GIVEN PROBLEM 1:
List every distinct email address that appears in the thread about bulk load moving HFiles to the wrong region.
GIVEN PROBLEM 2:
Quote the passage of the thread about bulk load moving HFiles to the wrong region, starting at "The log actually" and ending at "regions loading ?".

DOCUMENT TEXT:
RE: Bulk load moving HFiles to the wrong region

Posted by Bijieshan <bi...@huawei.com>.
>> >>>> The previous last region is not supposed to delete I'm just 
>> >>>> adding new regions (always following lexicographically) so that 
>> >>>> the last region before the pre-split is not the last anymore.

You mean you added the new regions into META? Sorry if I misunderstood you here. But can you tell me how did you run the split for each new day? It seems there may have more than 2 split points.

Thanks.
Jieshan

-----Original Message-----
From: Amit Sela [mailto:amits@infolinks.com] 
Sent: Tuesday, December 17, 2013 6:10 PM
To: user@hbase.apache.org
Subject: Re: Bulk load moving HFiles to the wrong region

Region server logs in region servers that were supposed to get the loaded data show that they get request to open the (correct) region, and they open it.
But only in the region server where the data is actually loaded in to have the move in the log, for all file..
The log actually shows it copies to the wrong directory.
Could it have something to do with the fact that the same RegionServer that hosts the "wrong" region also hosts some of the regions loading ?


On Tue, Dec 17, 2013 at 11:39 AM, Amit Sela <am...@infolinks.com> wrote:

> Like I mentioned before, running with all reducers works fine. Running 
> with the extension of HFileOutputFormat fails, sometimes, on some tables.
> .META. encoded qualifier points to different directories for the 
> different regions files are supposedly loaded into. The directories 
> actually do exist, and they contain all relevant family directories, 
> but the directories are EMPTY.
> Instead, the files that should have been in all different directories 
> are moved to the corresponding family directories under directory 
> pointed by .META. encoded qualifier of the last region before the 
> split (which is where it would fit if non pre-splitting occurred).
>
>
> On Tue, Dec 17, 2013 at 4:48 AM, Bijieshan <bi...@huawei.com> wrote:
>
>> >>>> In the first step, the files are read correctly and regionGroups 
>> >>>> is creates as it should.
>> Did you notice the reducer numbers? Did it equal to 2000(Before your 
>> extended HFileOutputFormat)?
>>
>> >>> RegionServer logs in the RegionServer that the files are moved to 
>> >>> indeed shows that all files are moved to that region (when it 
>> >>> doesn't happen it shows only 1 file per family moved to a
>> >>> RegionServer)
>>
>> How about the region-split related logs?

STORED RECORDS:
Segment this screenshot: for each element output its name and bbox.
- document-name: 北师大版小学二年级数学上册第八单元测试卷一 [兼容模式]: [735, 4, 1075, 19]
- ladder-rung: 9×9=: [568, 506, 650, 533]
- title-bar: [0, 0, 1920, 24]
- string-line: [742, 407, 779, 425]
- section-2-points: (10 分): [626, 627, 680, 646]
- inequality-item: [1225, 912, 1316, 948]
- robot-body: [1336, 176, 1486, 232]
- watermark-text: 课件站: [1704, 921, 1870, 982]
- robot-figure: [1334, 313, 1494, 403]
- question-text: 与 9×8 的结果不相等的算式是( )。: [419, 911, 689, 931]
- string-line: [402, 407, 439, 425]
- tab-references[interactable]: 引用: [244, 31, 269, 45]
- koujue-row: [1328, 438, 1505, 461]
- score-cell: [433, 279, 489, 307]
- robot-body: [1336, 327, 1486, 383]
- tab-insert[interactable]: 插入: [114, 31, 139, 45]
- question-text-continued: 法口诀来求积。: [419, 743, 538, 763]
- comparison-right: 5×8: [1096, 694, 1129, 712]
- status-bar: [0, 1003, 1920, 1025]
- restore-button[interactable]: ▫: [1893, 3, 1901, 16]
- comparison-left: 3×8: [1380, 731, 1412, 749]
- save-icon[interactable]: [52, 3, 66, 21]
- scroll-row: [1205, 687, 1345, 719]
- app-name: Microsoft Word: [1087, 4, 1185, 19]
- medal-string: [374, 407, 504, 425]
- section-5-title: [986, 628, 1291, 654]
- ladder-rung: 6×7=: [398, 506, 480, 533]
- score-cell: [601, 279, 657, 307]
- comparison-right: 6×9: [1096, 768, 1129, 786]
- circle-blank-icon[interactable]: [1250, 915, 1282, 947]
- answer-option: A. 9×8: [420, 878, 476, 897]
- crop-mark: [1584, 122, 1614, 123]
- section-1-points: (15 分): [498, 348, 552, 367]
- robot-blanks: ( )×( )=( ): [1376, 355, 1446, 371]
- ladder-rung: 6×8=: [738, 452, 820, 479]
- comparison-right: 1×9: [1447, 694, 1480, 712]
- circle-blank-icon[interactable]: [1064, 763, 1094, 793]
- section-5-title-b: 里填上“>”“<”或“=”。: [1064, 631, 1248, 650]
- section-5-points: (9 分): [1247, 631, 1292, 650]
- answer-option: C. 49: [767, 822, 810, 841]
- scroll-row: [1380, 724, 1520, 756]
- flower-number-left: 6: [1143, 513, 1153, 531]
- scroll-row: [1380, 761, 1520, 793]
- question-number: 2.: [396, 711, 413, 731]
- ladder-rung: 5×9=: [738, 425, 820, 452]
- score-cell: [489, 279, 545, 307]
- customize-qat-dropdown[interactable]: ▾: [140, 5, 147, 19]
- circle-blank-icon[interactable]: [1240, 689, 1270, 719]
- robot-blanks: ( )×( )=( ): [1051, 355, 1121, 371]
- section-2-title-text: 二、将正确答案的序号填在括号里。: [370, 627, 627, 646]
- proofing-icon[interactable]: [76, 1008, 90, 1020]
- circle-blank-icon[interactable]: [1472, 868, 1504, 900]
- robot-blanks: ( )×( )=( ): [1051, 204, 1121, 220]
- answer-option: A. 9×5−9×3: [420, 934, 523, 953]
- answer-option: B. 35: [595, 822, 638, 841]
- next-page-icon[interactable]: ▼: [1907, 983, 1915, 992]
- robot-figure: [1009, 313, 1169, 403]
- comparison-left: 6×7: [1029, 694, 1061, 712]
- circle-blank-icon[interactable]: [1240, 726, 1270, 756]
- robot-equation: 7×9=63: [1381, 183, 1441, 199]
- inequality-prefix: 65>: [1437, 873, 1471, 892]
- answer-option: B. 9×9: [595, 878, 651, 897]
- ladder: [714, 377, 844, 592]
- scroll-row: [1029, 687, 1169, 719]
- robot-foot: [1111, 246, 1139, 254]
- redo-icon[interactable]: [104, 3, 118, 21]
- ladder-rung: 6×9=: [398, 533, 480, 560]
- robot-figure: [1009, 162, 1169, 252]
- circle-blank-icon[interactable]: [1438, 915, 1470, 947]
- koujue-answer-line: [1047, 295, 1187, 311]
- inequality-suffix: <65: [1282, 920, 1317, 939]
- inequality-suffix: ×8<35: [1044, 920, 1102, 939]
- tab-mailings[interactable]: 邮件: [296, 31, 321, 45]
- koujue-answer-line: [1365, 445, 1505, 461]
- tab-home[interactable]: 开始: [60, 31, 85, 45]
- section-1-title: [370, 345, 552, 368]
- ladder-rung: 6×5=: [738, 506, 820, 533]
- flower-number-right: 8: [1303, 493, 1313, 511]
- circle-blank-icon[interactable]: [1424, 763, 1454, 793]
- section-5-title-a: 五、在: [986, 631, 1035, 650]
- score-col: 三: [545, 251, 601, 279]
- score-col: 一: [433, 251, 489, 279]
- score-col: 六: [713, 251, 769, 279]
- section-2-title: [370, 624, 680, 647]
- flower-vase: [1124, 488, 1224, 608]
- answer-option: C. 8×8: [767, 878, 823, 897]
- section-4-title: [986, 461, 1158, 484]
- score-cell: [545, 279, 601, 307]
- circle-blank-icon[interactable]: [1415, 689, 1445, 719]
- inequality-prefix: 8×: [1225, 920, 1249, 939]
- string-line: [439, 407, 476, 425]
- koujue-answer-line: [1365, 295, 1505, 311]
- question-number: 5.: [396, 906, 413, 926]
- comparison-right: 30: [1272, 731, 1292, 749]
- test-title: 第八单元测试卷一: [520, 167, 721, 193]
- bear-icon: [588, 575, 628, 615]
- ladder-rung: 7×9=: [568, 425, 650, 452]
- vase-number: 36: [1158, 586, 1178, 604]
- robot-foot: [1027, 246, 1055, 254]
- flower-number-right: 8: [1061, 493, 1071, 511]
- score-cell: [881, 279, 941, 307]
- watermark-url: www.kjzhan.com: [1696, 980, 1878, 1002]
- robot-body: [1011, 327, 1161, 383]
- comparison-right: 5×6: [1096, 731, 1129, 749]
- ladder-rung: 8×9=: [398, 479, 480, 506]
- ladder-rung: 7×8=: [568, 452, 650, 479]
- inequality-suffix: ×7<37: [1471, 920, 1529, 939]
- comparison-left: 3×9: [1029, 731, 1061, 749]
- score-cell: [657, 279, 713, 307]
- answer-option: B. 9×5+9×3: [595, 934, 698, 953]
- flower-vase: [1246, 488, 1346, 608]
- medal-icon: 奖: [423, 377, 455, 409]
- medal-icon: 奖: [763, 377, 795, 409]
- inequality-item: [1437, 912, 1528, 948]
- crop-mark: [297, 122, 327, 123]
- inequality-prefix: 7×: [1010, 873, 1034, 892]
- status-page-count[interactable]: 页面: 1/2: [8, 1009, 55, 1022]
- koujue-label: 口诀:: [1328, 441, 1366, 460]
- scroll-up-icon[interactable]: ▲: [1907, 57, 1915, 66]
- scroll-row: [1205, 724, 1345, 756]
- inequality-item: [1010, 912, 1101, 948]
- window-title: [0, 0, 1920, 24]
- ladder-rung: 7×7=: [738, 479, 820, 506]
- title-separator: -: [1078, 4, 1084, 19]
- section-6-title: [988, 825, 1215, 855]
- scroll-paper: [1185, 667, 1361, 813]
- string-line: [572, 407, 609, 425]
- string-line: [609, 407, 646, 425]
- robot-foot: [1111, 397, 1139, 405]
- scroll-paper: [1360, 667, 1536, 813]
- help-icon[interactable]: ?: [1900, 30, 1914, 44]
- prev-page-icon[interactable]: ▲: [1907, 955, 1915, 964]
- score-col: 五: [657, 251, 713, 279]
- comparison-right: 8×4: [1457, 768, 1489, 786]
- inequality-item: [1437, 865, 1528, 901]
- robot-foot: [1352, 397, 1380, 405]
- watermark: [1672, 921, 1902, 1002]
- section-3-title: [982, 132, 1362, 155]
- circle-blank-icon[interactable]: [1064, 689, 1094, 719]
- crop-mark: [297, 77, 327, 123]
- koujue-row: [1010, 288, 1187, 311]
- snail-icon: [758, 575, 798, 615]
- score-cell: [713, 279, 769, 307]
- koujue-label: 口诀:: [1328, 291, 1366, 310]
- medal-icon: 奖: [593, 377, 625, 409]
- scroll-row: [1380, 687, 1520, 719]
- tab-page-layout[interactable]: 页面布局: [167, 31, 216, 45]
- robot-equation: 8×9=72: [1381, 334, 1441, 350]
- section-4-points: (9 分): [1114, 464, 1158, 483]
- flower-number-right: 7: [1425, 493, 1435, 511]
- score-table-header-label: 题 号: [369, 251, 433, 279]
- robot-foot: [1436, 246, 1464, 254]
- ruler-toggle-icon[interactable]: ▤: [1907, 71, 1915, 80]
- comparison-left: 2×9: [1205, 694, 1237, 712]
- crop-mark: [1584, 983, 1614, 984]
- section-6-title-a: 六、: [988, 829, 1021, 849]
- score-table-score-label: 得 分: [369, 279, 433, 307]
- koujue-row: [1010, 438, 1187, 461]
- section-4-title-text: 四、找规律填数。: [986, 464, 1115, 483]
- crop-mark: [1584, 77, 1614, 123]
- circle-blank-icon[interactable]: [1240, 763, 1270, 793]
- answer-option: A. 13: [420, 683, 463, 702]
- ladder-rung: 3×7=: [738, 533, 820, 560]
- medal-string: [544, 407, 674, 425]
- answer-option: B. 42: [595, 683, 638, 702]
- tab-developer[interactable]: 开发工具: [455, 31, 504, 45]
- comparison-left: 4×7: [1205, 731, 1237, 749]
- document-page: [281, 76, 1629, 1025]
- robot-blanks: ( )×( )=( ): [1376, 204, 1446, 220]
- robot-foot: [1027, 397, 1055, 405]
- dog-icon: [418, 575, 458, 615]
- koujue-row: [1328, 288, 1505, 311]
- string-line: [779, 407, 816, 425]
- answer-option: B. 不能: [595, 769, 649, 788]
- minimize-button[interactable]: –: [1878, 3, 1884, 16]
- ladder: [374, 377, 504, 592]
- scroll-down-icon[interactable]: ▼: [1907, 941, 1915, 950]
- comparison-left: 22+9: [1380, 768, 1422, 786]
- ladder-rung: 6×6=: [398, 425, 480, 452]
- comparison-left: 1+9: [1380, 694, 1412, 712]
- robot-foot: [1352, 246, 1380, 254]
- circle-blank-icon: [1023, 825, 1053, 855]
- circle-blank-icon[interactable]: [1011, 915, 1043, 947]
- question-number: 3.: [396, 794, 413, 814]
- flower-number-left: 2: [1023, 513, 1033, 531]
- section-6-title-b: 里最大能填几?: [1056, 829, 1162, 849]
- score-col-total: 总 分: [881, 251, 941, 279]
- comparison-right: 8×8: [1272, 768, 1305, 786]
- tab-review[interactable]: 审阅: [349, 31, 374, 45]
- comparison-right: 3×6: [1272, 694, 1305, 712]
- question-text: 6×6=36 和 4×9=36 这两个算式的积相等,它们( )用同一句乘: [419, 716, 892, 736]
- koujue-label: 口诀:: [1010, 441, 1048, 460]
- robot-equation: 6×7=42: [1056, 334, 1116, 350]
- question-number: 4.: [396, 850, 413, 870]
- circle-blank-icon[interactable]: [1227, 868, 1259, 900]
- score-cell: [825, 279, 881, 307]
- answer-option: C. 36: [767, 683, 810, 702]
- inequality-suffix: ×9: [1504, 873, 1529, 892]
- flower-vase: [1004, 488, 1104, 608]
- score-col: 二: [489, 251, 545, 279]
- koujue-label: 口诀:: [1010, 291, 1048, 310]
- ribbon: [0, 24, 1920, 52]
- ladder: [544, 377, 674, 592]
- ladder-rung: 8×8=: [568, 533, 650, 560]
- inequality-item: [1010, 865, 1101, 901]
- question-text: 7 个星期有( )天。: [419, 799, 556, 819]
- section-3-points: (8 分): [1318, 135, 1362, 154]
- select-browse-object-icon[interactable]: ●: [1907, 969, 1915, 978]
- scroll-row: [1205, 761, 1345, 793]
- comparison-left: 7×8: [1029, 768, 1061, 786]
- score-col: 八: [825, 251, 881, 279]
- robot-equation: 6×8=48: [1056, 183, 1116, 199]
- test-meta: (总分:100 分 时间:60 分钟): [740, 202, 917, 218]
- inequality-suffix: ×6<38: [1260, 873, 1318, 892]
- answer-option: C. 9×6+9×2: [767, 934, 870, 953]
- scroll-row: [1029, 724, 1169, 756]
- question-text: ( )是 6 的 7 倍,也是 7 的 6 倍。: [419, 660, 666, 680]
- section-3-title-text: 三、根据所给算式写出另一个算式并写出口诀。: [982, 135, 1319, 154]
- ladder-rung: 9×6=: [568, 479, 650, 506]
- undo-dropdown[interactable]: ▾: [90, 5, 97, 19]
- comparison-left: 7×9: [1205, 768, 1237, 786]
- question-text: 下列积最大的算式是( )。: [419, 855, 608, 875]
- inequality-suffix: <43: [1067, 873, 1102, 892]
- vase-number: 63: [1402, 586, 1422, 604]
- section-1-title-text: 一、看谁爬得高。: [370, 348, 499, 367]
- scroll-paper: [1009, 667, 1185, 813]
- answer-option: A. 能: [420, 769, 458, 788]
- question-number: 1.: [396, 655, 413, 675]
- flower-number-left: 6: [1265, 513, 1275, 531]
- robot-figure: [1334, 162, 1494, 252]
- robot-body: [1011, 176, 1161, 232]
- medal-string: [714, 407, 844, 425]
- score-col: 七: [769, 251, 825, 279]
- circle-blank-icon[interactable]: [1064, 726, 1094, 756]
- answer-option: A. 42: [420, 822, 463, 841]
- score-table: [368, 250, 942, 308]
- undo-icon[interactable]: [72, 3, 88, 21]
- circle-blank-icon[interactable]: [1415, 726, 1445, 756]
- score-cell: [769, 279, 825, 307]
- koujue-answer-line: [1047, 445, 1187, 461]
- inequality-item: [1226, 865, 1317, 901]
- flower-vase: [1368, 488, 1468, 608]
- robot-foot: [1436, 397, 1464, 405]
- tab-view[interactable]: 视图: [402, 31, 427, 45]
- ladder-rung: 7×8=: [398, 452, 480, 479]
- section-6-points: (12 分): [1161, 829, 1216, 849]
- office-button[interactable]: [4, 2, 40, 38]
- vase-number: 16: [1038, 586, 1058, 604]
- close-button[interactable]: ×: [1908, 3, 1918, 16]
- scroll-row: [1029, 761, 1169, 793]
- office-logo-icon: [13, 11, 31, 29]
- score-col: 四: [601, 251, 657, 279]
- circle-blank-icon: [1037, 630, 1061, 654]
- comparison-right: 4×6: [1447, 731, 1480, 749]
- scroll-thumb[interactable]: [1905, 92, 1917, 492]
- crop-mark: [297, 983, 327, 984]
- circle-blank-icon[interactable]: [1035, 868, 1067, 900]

REPLY 1:
- bi...@huawei.com
- amits@infolinks.com
- user@hbase.apache.org
- am...@infolinks.com

REPLY 2:
The log actually shows it copies to the wrong directory.
Could it have something to do with the fact that the same RegionServer that hosts the "wrong" region also hosts some of the regions loading ?